__PROBLEM REQUIREMENTS__:
Counting only lines that hold "inlets", give the total and nothing more.

__RAW RECORDS__:
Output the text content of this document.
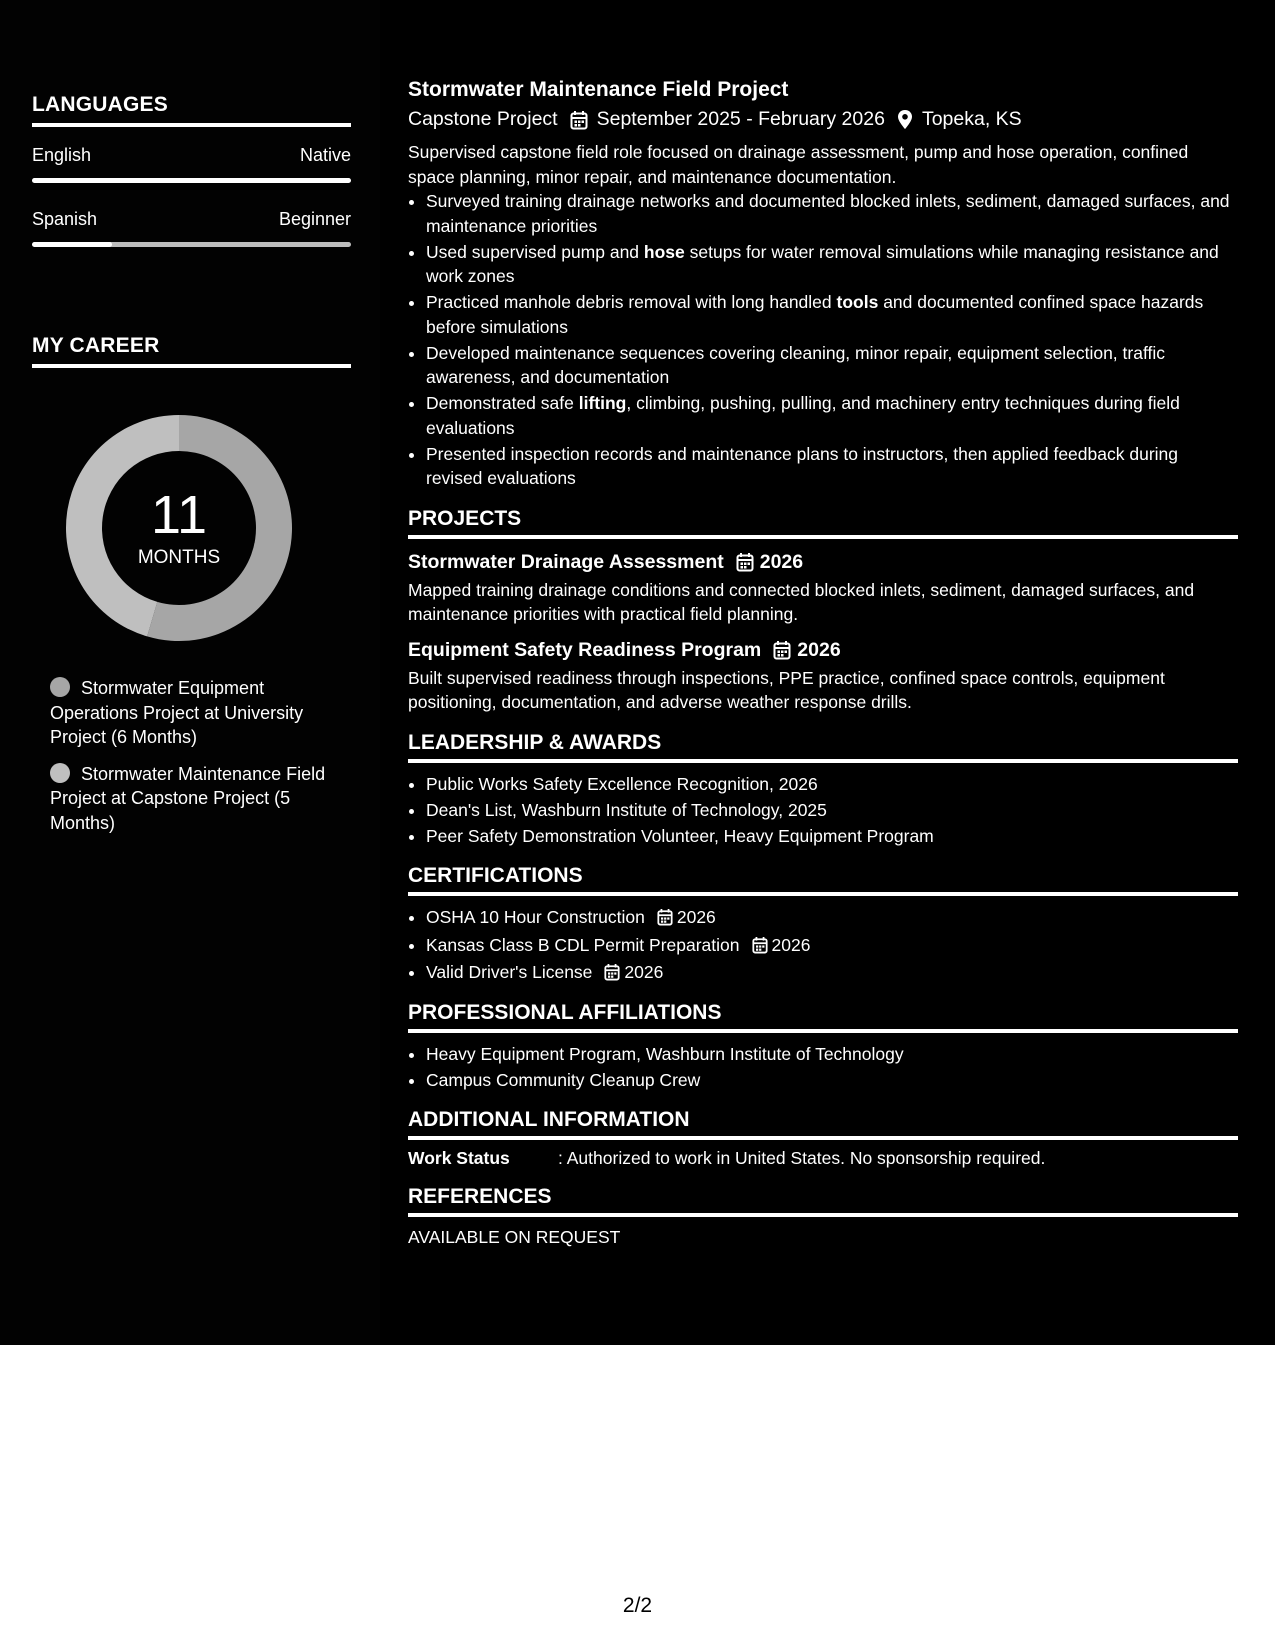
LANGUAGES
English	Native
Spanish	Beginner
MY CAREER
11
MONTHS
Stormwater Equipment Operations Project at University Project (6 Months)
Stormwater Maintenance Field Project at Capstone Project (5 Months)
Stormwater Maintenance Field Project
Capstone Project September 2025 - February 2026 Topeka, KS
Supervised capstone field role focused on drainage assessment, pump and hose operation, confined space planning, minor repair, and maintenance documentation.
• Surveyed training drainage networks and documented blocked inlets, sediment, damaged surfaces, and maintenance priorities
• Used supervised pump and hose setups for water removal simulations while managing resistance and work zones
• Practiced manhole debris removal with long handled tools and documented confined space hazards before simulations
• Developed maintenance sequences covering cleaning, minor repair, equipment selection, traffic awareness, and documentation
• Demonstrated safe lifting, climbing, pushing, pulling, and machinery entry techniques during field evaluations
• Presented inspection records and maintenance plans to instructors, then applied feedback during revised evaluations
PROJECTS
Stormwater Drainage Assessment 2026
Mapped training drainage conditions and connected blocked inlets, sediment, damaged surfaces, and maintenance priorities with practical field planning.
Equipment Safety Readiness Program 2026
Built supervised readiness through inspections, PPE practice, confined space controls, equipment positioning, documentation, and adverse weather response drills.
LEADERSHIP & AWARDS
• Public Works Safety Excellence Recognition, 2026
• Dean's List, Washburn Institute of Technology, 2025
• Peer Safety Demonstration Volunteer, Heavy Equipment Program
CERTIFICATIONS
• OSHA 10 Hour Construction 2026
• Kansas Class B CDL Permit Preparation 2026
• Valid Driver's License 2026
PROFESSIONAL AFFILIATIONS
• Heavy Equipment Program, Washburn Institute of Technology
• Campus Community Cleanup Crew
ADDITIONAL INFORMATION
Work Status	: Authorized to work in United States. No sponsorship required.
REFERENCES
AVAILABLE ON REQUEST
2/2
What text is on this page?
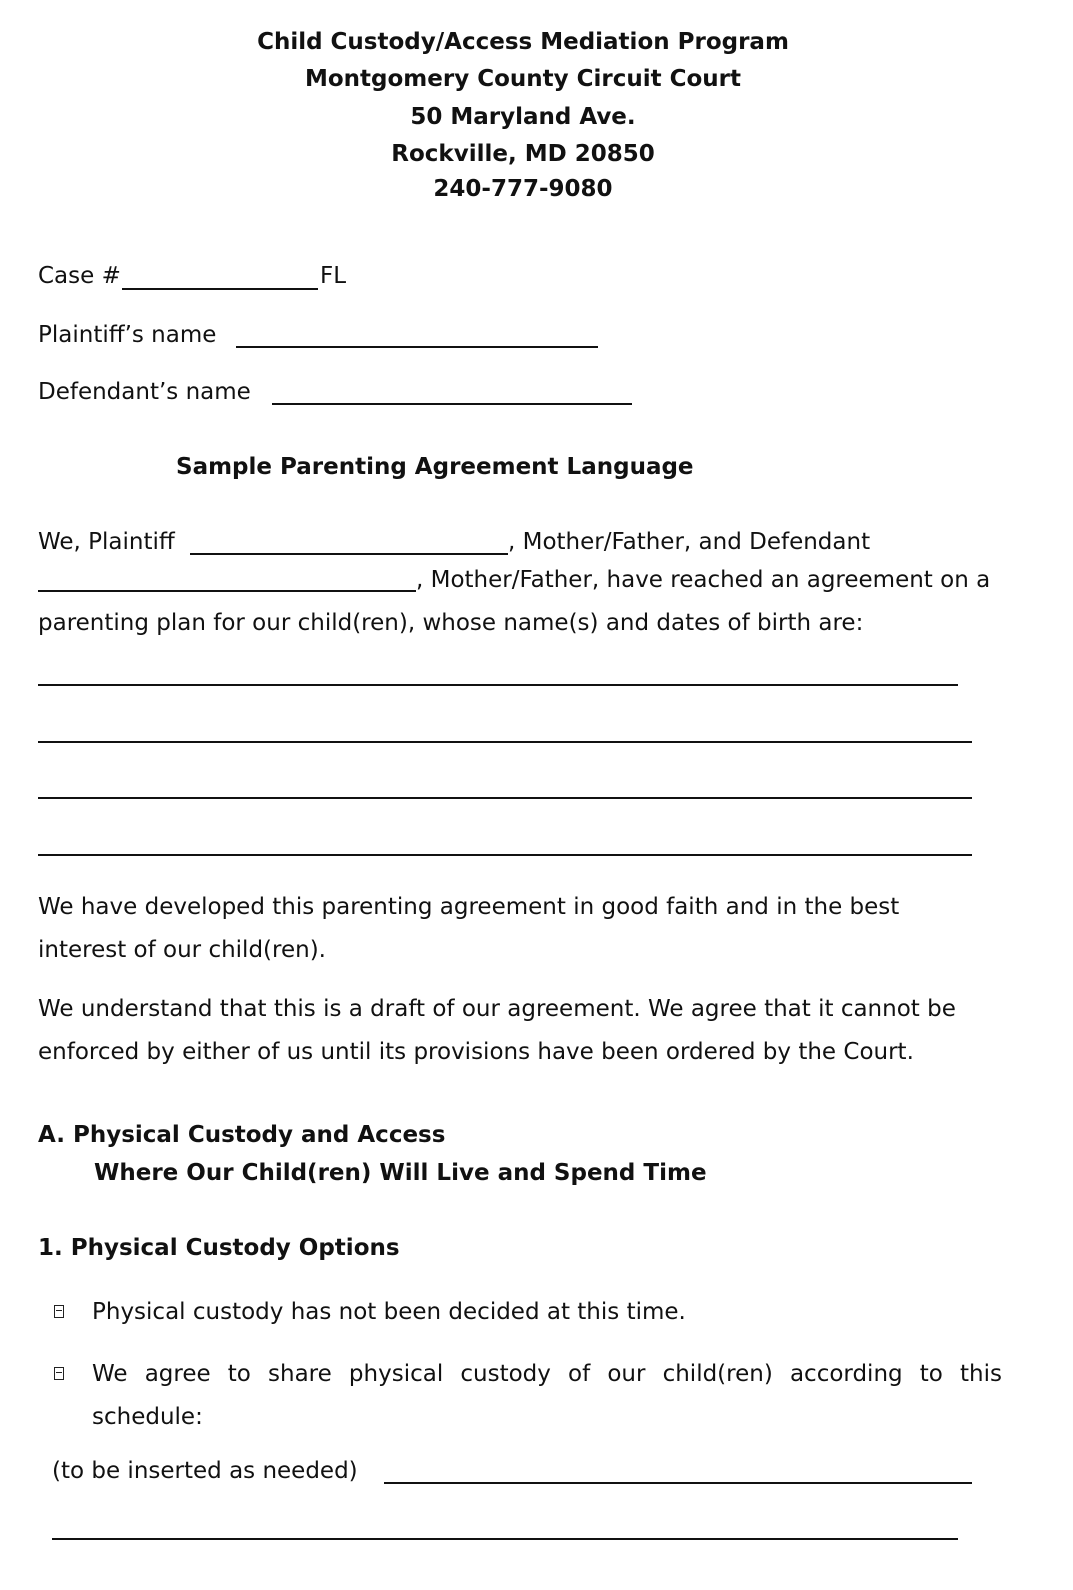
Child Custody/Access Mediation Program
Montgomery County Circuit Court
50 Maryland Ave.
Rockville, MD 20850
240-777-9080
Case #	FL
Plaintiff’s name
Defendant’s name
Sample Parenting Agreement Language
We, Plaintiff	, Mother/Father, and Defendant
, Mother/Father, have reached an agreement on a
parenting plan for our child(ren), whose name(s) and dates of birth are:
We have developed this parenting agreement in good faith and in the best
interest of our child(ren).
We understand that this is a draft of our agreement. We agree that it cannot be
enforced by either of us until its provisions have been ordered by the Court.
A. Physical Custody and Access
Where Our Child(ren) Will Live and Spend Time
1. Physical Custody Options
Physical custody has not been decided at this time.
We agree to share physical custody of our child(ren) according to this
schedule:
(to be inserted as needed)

--

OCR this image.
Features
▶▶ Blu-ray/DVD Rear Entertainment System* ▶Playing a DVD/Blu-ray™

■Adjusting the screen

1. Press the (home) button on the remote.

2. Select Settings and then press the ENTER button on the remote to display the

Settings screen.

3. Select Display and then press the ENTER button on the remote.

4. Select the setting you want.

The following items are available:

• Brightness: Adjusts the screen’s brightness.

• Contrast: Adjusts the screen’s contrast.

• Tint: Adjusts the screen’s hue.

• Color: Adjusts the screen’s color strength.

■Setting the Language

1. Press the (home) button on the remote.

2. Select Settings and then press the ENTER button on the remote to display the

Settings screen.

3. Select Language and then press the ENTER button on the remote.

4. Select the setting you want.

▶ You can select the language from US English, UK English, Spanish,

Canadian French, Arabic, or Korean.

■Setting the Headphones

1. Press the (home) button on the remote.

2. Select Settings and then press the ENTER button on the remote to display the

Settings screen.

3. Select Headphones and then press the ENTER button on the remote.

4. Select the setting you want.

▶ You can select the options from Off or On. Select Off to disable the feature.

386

__EXPECTED ANSWER__:
2